Return the records that follow, matching each one exactly.

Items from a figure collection
>> Begin

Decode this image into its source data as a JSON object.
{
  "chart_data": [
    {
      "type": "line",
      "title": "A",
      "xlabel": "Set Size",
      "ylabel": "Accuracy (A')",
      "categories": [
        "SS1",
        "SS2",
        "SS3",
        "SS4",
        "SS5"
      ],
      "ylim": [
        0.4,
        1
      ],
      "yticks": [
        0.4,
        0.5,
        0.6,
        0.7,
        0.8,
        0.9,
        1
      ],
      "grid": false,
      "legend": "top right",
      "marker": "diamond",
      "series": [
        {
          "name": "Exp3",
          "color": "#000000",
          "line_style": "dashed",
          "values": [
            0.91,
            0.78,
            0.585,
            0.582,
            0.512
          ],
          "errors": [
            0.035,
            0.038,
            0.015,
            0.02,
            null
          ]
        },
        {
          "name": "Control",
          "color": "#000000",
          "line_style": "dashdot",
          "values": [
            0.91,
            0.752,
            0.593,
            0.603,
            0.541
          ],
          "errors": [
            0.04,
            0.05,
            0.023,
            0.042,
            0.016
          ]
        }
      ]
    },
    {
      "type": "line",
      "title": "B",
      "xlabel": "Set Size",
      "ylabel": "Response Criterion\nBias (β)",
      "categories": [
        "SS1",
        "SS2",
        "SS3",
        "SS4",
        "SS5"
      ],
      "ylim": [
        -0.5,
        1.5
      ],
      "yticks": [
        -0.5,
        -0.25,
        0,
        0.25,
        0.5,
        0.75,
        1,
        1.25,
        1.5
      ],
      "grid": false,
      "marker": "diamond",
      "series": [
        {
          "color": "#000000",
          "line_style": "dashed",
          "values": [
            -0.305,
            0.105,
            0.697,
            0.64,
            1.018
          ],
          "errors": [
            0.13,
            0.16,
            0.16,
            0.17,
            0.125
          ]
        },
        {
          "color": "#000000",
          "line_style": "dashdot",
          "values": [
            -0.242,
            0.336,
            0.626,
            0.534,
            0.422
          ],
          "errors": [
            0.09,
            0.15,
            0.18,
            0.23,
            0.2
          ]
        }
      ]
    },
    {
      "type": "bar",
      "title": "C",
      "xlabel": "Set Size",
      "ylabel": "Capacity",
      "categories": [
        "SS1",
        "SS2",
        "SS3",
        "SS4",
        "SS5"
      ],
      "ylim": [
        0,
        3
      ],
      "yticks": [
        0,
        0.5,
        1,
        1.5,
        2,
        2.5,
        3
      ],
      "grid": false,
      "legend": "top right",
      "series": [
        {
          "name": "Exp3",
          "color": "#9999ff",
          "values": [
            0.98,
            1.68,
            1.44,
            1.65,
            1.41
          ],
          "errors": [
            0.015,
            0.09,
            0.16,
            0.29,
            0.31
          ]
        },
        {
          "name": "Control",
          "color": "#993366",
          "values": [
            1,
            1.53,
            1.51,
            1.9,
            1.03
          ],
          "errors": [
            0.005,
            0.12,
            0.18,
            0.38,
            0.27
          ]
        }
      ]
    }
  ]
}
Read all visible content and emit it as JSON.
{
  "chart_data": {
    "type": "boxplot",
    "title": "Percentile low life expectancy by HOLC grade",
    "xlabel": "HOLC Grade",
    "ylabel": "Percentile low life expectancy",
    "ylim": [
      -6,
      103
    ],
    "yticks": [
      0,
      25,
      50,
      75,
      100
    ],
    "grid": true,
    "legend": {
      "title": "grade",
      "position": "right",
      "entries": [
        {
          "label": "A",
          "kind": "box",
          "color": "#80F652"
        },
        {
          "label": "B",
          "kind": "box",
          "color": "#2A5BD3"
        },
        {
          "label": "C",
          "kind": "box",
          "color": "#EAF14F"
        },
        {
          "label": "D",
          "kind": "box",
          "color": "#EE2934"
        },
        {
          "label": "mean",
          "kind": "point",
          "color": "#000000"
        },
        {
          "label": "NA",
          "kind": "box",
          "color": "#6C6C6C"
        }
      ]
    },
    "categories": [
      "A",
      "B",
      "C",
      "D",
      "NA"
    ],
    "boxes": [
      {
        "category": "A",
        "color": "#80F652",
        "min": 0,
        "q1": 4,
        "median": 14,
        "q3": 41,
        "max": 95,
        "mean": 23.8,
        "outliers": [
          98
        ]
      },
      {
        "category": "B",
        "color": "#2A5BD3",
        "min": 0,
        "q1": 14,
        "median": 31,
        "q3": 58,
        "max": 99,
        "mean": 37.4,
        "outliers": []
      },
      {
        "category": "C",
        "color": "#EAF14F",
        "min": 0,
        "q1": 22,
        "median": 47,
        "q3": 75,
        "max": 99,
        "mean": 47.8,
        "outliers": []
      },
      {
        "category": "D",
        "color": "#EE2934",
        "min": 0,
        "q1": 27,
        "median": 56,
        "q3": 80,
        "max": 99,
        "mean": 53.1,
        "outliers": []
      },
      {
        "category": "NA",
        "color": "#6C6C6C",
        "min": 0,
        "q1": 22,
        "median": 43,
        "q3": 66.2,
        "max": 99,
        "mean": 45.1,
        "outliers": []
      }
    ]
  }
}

>> End

- **RESULT FOR THIS TASK**
Decode this image into its source data as a JSON object.
{
  "chart_data": [
    {
      "type": "line",
      "title": "A",
      "xlabel": "Set Size",
      "ylabel": "Accuracy (A')",
      "categories": [
        "SS1",
        "SS2",
        "SS3",
        "SS4",
        "SS5"
      ],
      "ylim": [
        0.4,
        1
      ],
      "yticks": [
        0.4,
        0.5,
        0.6,
        0.7,
        0.8,
        0.9,
        1
      ],
      "grid": false,
      "legend": "top right",
      "marker": "diamond",
      "series": [
        {
          "name": "Exp3",
          "color": "#000000",
          "line_style": "dashed",
          "values": [
            0.91,
            0.78,
            0.585,
            0.582,
            0.512
          ],
          "errors": [
            0.035,
            0.038,
            0.015,
            0.02,
            null
          ]
        },
        {
          "name": "Control",
          "color": "#000000",
          "line_style": "dashdot",
          "values": [
            0.91,
            0.752,
            0.593,
            0.603,
            0.541
          ],
          "errors": [
            0.04,
            0.05,
            0.023,
            0.042,
            0.016
          ]
        }
      ]
    },
    {
      "type": "line",
      "title": "B",
      "xlabel": "Set Size",
      "ylabel": "Response Criterion\nBias (β)",
      "categories": [
        "SS1",
        "SS2",
        "SS3",
        "SS4",
        "SS5"
      ],
      "ylim": [
        -0.5,
        1.5
      ],
      "yticks": [
        -0.5,
        -0.25,
        0,
        0.25,
        0.5,
        0.75,
        1,
        1.25,
        1.5
      ],
      "grid": false,
      "marker": "diamond",
      "series": [
        {
          "color": "#000000",
          "line_style": "dashed",
          "values": [
            -0.305,
            0.105,
            0.697,
            0.64,
            1.018
          ],
          "errors": [
            0.13,
            0.16,
            0.16,
            0.17,
            0.125
          ]
        },
        {
          "color": "#000000",
          "line_style": "dashdot",
          "values": [
            -0.242,
            0.336,
            0.626,
            0.534,
            0.422
          ],
          "errors": [
            0.09,
            0.15,
            0.18,
            0.23,
            0.2
          ]
        }
      ]
    },
    {
      "type": "bar",
      "title": "C",
      "xlabel": "Set Size",
      "ylabel": "Capacity",
      "categories": [
        "SS1",
        "SS2",
        "SS3",
        "SS4",
        "SS5"
      ],
      "ylim": [
        0,
        3
      ],
      "yticks": [
        0,
        0.5,
        1,
        1.5,
        2,
        2.5,
        3
      ],
      "grid": false,
      "legend": "top right",
      "series": [
        {
          "name": "Exp3",
          "color": "#9999ff",
          "values": [
            0.98,
            1.68,
            1.44,
            1.65,
            1.41
          ],
          "errors": [
            0.015,
            0.09,
            0.16,
            0.29,
            0.31
          ]
        },
        {
          "name": "Control",
          "color": "#993366",
          "values": [
            1,
            1.53,
            1.51,
            1.9,
            1.03
          ],
          "errors": [
            0.005,
            0.12,
            0.18,
            0.38,
            0.27
          ]
        }
      ]
    }
  ]
}
Read all visible content and emit it as JSON.
{
  "chart_data": {
    "type": "boxplot",
    "title": "Percentile low life expectancy by HOLC grade",
    "xlabel": "HOLC Grade",
    "ylabel": "Percentile low life expectancy",
    "ylim": [
      -6,
      103
    ],
    "yticks": [
      0,
      25,
      50,
      75,
      100
    ],
    "grid": true,
    "legend": {
      "title": "grade",
      "position": "right",
      "entries": [
        {
          "label": "A",
          "kind": "box",
          "color": "#80F652"
        },
        {
          "label": "B",
          "kind": "box",
          "color": "#2A5BD3"
        },
        {
          "label": "C",
          "kind": "box",
          "color": "#EAF14F"
        },
        {
          "label": "D",
          "kind": "box",
          "color": "#EE2934"
        },
        {
          "label": "mean",
          "kind": "point",
          "color": "#000000"
        },
        {
          "label": "NA",
          "kind": "box",
          "color": "#6C6C6C"
        }
      ]
    },
    "categories": [
      "A",
      "B",
      "C",
      "D",
      "NA"
    ],
    "boxes": [
      {
        "category": "A",
        "color": "#80F652",
        "min": 0,
        "q1": 4,
        "median": 14,
        "q3": 41,
        "max": 95,
        "mean": 23.8,
        "outliers": [
          98
        ]
      },
      {
        "category": "B",
        "color": "#2A5BD3",
        "min": 0,
        "q1": 14,
        "median": 31,
        "q3": 58,
        "max": 99,
        "mean": 37.4,
        "outliers": []
      },
      {
        "category": "C",
        "color": "#EAF14F",
        "min": 0,
        "q1": 22,
        "median": 47,
        "q3": 75,
        "max": 99,
        "mean": 47.8,
        "outliers": []
      },
      {
        "category": "D",
        "color": "#EE2934",
        "min": 0,
        "q1": 27,
        "median": 56,
        "q3": 80,
        "max": 99,
        "mean": 53.1,
        "outliers": []
      },
      {
        "category": "NA",
        "color": "#6C6C6C",
        "min": 0,
        "q1": 22,
        "median": 43,
        "q3": 66.2,
        "max": 99,
        "mean": 45.1,
        "outliers": []
      }
    ]
  }
}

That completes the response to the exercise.